▶ _WHAT TO WORK ON_: Assemble all lines in which the string "text" appears.

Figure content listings

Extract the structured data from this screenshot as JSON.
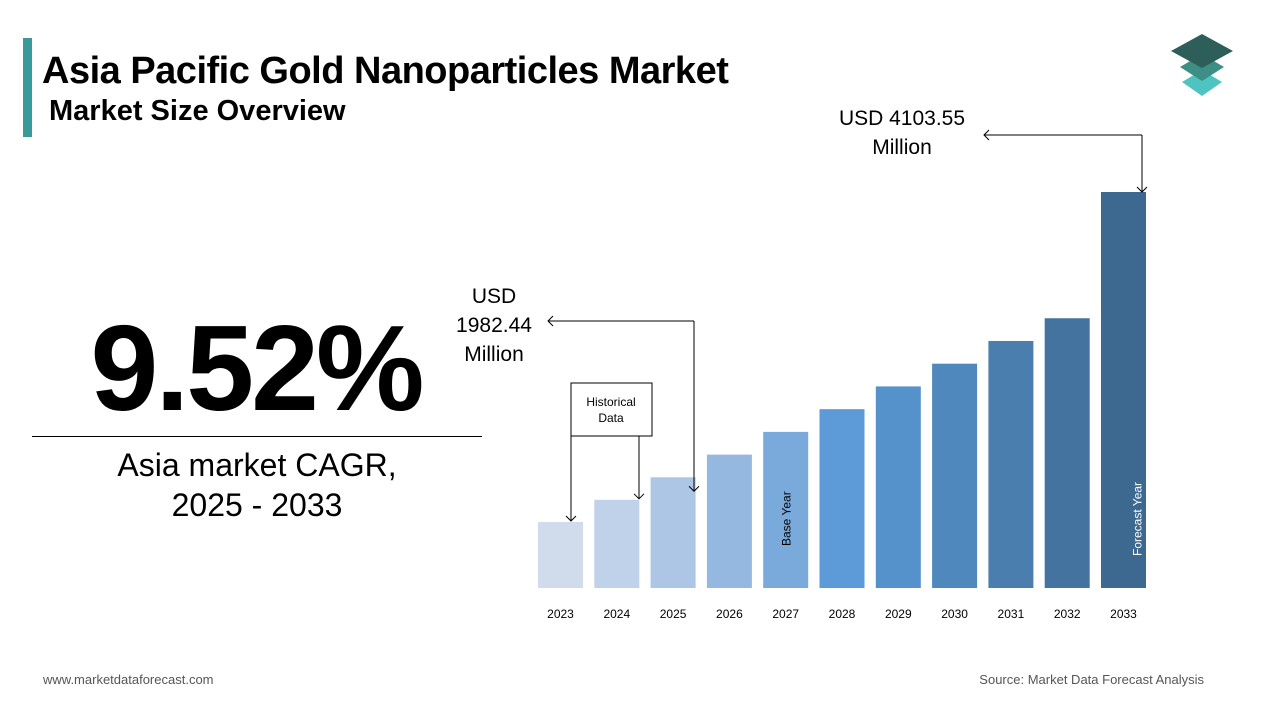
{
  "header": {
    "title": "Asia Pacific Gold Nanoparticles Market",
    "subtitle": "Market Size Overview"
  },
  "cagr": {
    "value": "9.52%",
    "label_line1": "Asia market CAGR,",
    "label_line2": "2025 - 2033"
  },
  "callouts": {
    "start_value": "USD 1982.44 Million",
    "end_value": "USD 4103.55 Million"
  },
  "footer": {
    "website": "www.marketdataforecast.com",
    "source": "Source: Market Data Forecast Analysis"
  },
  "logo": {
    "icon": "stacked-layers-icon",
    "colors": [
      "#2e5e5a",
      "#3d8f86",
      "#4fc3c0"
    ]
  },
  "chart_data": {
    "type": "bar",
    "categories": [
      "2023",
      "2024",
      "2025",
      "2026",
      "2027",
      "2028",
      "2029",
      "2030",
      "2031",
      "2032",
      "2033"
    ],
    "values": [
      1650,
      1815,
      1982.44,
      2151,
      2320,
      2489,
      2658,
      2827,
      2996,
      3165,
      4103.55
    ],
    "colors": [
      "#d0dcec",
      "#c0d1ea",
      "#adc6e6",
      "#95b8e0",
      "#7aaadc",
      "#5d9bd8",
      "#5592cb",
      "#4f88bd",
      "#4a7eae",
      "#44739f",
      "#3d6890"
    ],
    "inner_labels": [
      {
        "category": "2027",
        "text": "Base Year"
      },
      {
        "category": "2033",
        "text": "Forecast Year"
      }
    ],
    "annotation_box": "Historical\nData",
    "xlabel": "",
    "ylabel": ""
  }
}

* * *

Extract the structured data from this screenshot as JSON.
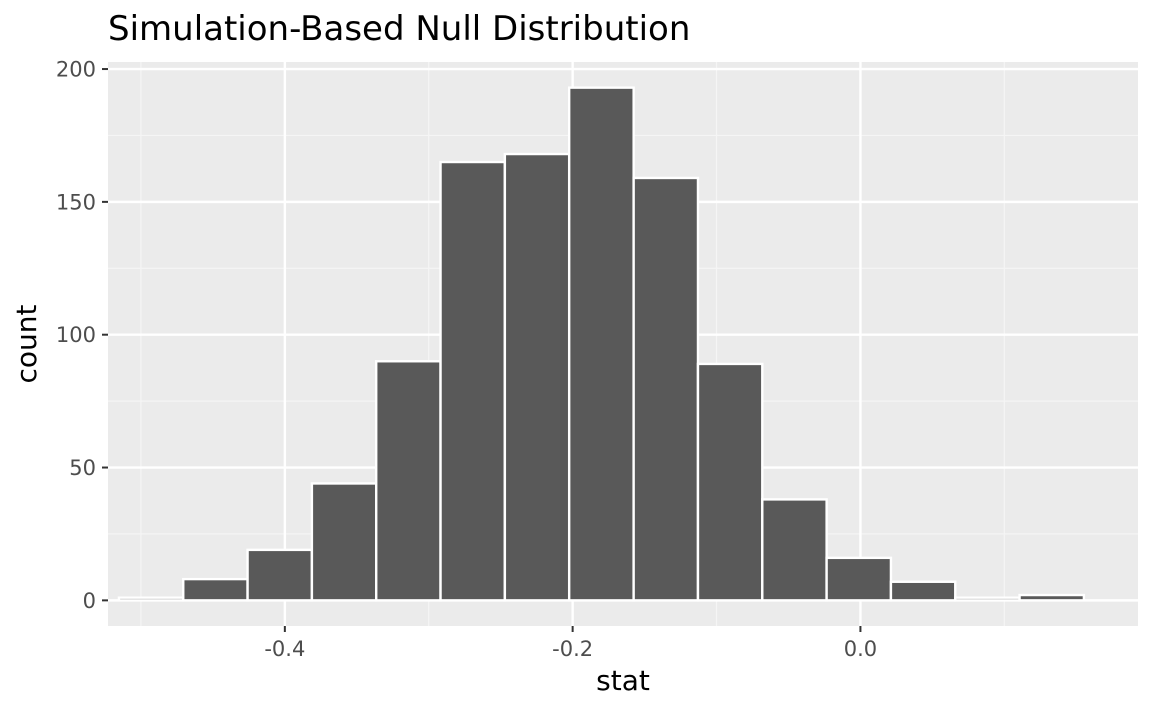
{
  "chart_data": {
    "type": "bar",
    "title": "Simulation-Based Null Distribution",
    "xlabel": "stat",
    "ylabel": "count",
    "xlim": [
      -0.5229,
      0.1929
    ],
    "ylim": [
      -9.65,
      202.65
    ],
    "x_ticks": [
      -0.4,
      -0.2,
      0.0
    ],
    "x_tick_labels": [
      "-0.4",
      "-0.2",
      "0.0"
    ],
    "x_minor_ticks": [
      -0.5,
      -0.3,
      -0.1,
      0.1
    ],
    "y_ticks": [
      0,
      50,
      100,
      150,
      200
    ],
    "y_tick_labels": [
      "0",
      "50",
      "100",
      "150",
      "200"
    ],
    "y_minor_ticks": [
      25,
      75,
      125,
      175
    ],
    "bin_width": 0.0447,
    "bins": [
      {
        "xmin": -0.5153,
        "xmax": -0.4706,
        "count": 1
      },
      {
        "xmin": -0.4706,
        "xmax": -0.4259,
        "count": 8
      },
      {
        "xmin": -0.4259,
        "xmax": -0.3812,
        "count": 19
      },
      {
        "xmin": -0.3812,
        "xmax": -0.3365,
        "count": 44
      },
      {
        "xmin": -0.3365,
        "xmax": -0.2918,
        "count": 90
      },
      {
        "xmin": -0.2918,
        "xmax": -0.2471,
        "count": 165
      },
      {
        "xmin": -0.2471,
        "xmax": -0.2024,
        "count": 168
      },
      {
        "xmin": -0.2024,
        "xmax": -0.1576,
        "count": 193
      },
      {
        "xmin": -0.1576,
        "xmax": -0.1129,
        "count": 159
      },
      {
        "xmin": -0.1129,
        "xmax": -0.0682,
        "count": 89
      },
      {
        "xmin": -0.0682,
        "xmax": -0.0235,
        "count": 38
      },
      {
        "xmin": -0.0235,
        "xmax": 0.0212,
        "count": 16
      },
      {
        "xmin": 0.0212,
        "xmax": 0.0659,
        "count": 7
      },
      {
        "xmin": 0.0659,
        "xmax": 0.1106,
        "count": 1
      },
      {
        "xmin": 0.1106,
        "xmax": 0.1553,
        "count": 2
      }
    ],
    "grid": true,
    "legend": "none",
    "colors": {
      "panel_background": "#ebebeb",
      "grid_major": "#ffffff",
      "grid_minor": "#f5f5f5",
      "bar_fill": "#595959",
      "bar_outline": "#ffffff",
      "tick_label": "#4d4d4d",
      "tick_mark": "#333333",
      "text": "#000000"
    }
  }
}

---

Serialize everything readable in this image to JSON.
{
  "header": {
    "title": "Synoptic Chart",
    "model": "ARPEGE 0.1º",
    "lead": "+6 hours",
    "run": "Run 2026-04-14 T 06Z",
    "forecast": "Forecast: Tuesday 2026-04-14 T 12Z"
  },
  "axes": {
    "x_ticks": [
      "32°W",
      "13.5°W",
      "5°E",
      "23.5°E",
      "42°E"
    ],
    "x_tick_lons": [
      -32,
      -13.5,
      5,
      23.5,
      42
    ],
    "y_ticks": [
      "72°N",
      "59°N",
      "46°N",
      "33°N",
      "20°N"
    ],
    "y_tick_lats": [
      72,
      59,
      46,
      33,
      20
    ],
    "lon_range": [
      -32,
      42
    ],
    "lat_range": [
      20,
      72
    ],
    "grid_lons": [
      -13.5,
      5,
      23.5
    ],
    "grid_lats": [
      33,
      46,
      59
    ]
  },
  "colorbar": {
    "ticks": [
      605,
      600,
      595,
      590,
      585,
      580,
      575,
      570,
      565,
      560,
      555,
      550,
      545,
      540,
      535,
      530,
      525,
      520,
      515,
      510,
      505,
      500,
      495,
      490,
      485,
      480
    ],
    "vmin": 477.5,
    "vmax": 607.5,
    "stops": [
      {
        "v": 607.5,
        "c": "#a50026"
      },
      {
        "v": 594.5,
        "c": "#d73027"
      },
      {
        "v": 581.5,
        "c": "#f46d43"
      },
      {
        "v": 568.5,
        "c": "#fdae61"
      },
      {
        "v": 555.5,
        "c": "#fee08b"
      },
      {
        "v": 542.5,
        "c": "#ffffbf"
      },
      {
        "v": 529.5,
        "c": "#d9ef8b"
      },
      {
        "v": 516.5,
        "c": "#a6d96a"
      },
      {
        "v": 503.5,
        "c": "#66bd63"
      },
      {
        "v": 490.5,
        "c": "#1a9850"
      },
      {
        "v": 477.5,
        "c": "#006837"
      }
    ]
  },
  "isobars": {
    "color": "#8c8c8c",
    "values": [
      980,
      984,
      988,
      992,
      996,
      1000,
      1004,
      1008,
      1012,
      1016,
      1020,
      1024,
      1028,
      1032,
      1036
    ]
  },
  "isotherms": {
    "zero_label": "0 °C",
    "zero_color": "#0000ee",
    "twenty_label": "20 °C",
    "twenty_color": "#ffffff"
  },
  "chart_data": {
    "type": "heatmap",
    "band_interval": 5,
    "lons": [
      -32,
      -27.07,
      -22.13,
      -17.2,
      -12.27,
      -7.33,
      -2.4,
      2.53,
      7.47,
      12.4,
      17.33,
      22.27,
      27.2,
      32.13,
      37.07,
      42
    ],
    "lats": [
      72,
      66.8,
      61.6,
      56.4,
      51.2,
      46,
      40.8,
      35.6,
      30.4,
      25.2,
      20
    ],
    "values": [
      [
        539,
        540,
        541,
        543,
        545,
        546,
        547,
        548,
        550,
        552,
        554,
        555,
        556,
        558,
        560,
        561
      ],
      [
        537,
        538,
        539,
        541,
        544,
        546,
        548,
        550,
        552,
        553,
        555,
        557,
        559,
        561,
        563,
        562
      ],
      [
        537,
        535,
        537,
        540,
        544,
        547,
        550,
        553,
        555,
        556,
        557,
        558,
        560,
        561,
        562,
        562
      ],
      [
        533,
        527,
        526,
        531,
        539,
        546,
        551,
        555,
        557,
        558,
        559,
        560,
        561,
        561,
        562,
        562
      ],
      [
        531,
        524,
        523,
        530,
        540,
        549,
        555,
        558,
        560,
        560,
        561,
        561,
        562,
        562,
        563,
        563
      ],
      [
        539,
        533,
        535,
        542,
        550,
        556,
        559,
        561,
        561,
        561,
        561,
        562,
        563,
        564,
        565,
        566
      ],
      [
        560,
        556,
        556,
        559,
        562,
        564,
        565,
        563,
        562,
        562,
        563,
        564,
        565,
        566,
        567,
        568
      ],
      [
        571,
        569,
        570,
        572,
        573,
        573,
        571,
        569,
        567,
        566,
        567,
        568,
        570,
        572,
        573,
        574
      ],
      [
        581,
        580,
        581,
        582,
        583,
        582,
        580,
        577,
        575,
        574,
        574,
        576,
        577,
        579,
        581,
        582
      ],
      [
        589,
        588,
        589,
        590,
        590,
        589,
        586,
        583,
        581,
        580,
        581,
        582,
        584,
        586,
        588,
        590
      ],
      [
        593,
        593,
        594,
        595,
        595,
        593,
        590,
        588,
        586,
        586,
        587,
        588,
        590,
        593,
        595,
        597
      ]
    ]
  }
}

▶ _REPLY_:
        "text": "Base Year"
        "text": "Forecast Year"
      "text": "#000000"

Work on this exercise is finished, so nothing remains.